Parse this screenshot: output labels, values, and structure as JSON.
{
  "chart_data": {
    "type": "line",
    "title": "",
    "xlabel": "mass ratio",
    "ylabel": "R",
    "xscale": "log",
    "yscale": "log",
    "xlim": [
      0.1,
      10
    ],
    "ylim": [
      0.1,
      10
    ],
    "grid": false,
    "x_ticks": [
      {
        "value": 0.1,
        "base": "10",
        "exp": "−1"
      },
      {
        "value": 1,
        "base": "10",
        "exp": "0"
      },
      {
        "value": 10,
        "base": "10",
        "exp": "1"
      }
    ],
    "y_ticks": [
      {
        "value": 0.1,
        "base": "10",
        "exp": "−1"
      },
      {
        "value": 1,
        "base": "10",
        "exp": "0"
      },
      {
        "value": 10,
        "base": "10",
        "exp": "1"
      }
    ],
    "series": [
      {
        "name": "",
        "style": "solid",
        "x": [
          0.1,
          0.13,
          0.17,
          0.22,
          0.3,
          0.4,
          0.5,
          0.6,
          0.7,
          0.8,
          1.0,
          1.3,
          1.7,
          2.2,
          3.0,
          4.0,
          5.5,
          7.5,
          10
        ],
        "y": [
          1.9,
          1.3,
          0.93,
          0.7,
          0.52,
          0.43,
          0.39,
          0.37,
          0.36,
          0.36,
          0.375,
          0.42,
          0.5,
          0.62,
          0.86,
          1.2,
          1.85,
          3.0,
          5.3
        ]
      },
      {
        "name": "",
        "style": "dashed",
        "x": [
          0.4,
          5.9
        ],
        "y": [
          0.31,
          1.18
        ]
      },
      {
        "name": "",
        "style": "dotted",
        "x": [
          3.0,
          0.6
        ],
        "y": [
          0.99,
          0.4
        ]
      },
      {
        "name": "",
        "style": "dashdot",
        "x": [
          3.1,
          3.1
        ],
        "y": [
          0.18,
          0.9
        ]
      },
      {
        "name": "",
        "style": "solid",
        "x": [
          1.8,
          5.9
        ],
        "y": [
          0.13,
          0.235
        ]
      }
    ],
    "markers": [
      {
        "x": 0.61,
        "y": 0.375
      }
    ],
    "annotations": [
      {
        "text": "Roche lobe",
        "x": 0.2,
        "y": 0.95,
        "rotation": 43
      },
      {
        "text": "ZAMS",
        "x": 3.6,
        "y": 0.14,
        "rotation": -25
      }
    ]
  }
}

Exercise requirements: Copy every line that contains the string "style".

Task solution:
        "style": "solid",
        "style": "dashed",
        "style": "dotted",
        "style": "dashdot",
        "style": "solid",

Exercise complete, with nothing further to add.